__Directions__: Write the records out again, precisely as they stand.

__Collection entries__:
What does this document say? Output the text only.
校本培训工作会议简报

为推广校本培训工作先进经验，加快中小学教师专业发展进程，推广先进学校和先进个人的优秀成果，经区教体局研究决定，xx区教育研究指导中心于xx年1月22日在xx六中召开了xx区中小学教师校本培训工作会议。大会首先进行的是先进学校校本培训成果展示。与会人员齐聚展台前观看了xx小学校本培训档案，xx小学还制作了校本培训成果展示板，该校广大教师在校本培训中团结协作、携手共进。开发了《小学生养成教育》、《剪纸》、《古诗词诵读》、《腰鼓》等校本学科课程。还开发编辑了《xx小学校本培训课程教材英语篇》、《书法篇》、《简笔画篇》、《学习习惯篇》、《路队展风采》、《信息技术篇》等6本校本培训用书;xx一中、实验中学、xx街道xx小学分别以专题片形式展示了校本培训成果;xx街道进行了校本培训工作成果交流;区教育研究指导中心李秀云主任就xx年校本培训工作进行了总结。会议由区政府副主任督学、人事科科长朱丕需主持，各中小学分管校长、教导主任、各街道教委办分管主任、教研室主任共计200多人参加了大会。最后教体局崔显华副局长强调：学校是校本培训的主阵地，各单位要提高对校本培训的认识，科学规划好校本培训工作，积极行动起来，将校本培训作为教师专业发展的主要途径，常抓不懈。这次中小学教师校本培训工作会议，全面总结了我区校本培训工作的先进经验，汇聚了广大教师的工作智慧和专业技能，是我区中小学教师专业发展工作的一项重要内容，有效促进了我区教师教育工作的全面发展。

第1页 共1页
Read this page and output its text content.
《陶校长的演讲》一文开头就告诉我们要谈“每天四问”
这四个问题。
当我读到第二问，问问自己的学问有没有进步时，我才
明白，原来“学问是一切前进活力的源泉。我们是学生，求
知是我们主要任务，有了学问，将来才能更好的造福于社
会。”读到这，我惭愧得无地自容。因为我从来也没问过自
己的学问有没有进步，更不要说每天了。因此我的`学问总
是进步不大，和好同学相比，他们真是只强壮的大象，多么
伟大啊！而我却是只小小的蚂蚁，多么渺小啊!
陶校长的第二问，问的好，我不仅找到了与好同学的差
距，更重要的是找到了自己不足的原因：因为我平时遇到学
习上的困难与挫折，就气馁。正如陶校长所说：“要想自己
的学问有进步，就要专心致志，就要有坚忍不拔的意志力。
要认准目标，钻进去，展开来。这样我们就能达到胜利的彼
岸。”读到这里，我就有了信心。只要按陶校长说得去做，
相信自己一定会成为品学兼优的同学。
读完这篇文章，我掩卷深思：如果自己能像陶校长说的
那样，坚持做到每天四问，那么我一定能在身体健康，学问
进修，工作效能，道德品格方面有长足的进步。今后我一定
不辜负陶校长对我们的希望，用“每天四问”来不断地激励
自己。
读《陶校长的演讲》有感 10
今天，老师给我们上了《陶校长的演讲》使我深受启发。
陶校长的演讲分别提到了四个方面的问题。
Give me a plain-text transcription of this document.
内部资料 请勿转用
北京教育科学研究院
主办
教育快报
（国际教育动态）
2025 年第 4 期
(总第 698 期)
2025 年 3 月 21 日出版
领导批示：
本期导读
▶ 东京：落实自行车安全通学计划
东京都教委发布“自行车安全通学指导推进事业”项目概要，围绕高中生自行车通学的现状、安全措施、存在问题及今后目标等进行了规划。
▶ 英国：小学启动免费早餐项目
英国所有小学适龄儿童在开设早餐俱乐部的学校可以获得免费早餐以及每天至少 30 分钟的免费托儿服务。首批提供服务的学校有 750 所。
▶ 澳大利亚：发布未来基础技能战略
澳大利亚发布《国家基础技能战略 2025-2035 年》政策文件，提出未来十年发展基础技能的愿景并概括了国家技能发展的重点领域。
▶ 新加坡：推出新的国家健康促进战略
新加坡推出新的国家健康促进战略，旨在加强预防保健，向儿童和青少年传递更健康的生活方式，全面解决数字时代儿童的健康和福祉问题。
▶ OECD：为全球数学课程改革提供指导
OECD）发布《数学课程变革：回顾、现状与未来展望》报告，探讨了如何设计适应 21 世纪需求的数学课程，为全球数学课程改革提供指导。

__Expected answer__:
What does this document say? Output the text only.
校本培训工作会议简报

为推广校本培训工作先进经验，加快中小学教师专业发展进程，推广先进学校和先进个人的优秀成果，经区教体局研究决定，xx区教育研究指导中心于xx年1月22日在xx六中召开了xx区中小学教师校本培训工作会议。大会首先进行的是先进学校校本培训成果展示。与会人员齐聚展台前观看了xx小学校本培训档案，xx小学还制作了校本培训成果展示板，该校广大教师在校本培训中团结协作、携手共进。开发了《小学生养成教育》、《剪纸》、《古诗词诵读》、《腰鼓》等校本学科课程。还开发编辑了《xx小学校本培训课程教材英语篇》、《书法篇》、《简笔画篇》、《学习习惯篇》、《路队展风采》、《信息技术篇》等6本校本培训用书;xx一中、实验中学、xx街道xx小学分别以专题片形式展示了校本培训成果;xx街道进行了校本培训工作成果交流;区教育研究指导中心李秀云主任就xx年校本培训工作进行了总结。会议由区政府副主任督学、人事科科长朱丕需主持，各中小学分管校长、教导主任、各街道教委办分管主任、教研室主任共计200多人参加了大会。最后教体局崔显华副局长强调：学校是校本培训的主阵地，各单位要提高对校本培训的认识，科学规划好校本培训工作，积极行动起来，将校本培训作为教师专业发展的主要途径，常抓不懈。这次中小学教师校本培训工作会议，全面总结了我区校本培训工作的先进经验，汇聚了广大教师的工作智慧和专业技能，是我区中小学教师专业发展工作的一项重要内容，有效促进了我区教师教育工作的全面发展。

第1页 共1页
Read this page and output its text content.
《陶校长的演讲》一文开头就告诉我们要谈“每天四问”
这四个问题。
当我读到第二问，问问自己的学问有没有进步时，我才
明白，原来“学问是一切前进活力的源泉。我们是学生，求
知是我们主要任务，有了学问，将来才能更好的造福于社
会。”读到这，我惭愧得无地自容。因为我从来也没问过自
己的学问有没有进步，更不要说每天了。因此我的`学问总
是进步不大，和好同学相比，他们真是只强壮的大象，多么
伟大啊！而我却是只小小的蚂蚁，多么渺小啊!
陶校长的第二问，问的好，我不仅找到了与好同学的差
距，更重要的是找到了自己不足的原因：因为我平时遇到学
习上的困难与挫折，就气馁。正如陶校长所说：“要想自己
的学问有进步，就要专心致志，就要有坚忍不拔的意志力。
要认准目标，钻进去，展开来。这样我们就能达到胜利的彼
岸。”读到这里，我就有了信心。只要按陶校长说得去做，
相信自己一定会成为品学兼优的同学。
读完这篇文章，我掩卷深思：如果自己能像陶校长说的
那样，坚持做到每天四问，那么我一定能在身体健康，学问
进修，工作效能，道德品格方面有长足的进步。今后我一定
不辜负陶校长对我们的希望，用“每天四问”来不断地激励
自己。
读《陶校长的演讲》有感 10
今天，老师给我们上了《陶校长的演讲》使我深受启发。
陶校长的演讲分别提到了四个方面的问题。
Give me a plain-text transcription of this document.
内部资料 请勿转用
北京教育科学研究院
主办
教育快报
（国际教育动态）
2025 年第 4 期
(总第 698 期)
2025 年 3 月 21 日出版
领导批示：
本期导读
▶ 东京：落实自行车安全通学计划
东京都教委发布“自行车安全通学指导推进事业”项目概要，围绕高中生自行车通学的现状、安全措施、存在问题及今后目标等进行了规划。
▶ 英国：小学启动免费早餐项目
英国所有小学适龄儿童在开设早餐俱乐部的学校可以获得免费早餐以及每天至少 30 分钟的免费托儿服务。首批提供服务的学校有 750 所。
▶ 澳大利亚：发布未来基础技能战略
澳大利亚发布《国家基础技能战略 2025-2035 年》政策文件，提出未来十年发展基础技能的愿景并概括了国家技能发展的重点领域。
▶ 新加坡：推出新的国家健康促进战略
新加坡推出新的国家健康促进战略，旨在加强预防保健，向儿童和青少年传递更健康的生活方式，全面解决数字时代儿童的健康和福祉问题。
▶ OECD：为全球数学课程改革提供指导
OECD）发布《数学课程变革：回顾、现状与未来展望》报告，探讨了如何设计适应 21 世纪需求的数学课程，为全球数学课程改革提供指导。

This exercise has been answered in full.